## WHAT IS EXPECTED
Check each line of the entries below for the string "unter" and state how many lines have it, with no other text.

Dataset entries
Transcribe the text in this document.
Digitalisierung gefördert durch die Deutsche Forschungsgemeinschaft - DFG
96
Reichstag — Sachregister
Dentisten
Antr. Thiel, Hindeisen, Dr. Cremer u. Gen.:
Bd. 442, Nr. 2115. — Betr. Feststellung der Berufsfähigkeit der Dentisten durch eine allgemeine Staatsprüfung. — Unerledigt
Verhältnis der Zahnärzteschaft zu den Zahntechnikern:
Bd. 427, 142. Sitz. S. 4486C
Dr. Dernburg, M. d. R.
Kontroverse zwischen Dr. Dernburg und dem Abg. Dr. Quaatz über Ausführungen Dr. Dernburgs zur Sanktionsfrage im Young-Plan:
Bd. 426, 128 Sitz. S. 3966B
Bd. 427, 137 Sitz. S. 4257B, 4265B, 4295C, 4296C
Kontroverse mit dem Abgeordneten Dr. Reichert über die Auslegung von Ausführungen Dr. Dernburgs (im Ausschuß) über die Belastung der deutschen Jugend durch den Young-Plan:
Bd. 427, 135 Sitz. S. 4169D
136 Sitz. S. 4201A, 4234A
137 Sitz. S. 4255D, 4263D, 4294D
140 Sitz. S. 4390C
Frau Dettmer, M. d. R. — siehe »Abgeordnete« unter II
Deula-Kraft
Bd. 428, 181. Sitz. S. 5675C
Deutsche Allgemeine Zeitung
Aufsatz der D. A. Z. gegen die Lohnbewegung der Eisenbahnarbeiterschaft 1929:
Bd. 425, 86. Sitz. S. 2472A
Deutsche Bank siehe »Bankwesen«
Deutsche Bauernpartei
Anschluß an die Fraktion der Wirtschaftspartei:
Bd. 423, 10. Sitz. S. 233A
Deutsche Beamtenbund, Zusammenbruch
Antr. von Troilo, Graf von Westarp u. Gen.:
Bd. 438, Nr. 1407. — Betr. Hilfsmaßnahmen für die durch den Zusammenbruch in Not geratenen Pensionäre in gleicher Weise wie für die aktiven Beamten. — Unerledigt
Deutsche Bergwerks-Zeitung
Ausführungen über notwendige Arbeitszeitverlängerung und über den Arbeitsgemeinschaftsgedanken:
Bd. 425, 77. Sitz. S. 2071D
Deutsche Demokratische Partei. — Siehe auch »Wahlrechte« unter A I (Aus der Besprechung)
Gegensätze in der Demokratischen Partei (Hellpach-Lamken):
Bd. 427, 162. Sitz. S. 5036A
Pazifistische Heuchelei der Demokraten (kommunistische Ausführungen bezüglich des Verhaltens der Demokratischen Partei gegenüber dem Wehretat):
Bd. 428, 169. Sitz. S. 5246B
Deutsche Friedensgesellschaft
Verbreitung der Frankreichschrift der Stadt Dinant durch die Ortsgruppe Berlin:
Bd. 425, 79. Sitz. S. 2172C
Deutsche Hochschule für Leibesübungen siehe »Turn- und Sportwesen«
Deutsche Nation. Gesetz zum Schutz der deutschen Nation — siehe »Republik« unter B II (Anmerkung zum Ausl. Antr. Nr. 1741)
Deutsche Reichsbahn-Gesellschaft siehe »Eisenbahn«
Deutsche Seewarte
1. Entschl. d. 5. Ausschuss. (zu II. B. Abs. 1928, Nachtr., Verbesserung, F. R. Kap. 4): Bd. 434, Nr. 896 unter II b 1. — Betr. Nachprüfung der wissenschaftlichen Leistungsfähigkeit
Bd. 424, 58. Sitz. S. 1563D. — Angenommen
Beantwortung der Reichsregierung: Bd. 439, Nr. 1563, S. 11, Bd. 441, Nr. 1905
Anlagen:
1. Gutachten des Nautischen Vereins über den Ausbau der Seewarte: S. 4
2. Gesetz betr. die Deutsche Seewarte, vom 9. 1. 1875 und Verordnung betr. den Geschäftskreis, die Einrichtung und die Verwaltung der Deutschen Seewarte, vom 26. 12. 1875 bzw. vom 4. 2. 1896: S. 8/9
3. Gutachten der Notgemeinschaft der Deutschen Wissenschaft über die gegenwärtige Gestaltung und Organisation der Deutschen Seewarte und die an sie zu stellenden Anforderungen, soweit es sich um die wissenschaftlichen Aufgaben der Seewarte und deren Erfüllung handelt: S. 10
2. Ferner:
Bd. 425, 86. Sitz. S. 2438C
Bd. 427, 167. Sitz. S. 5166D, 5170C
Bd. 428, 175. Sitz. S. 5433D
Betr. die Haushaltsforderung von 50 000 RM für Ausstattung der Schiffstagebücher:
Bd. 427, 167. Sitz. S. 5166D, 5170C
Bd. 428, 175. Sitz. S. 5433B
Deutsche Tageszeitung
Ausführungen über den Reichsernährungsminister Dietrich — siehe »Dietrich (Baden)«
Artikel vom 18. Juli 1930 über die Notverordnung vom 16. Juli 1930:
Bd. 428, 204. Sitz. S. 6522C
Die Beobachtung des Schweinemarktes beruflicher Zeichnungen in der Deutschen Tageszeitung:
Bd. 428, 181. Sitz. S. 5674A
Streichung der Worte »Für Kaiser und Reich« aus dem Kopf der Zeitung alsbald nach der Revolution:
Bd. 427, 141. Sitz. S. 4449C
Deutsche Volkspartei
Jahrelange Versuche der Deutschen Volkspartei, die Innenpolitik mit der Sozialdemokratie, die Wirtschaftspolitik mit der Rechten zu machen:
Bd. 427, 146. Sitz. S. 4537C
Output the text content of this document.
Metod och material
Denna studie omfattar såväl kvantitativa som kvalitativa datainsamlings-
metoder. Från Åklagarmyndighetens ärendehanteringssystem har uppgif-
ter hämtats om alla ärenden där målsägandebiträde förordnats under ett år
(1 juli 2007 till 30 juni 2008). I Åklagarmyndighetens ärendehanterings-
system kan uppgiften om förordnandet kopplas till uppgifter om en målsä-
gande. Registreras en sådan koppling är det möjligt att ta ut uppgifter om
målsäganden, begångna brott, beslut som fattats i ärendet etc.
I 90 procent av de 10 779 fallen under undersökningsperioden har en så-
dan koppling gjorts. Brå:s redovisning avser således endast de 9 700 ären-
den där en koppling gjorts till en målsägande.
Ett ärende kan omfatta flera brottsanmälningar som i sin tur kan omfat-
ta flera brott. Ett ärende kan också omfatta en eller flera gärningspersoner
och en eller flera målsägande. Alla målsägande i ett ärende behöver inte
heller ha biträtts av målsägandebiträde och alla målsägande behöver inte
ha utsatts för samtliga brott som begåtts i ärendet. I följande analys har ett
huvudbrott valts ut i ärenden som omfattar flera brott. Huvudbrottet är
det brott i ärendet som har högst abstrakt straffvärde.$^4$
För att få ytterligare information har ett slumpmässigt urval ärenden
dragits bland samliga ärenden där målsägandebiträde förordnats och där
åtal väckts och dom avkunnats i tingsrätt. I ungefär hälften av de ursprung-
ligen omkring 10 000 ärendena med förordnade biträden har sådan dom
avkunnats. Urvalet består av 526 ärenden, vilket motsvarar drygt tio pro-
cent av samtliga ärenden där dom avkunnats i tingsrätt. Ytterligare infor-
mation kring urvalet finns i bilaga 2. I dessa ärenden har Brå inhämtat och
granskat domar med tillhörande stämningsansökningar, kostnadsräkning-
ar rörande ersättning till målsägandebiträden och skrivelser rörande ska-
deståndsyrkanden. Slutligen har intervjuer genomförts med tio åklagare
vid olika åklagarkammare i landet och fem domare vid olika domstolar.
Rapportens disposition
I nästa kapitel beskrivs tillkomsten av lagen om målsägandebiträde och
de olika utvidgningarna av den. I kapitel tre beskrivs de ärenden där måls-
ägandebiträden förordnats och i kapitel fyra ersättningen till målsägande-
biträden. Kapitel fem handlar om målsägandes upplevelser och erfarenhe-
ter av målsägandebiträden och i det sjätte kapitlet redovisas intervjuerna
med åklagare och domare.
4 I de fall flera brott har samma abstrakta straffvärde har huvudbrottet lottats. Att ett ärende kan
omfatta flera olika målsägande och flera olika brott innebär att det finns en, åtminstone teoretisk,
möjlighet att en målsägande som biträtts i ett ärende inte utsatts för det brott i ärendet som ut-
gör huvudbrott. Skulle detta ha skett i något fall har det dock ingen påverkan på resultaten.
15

## FINISHED TASK
4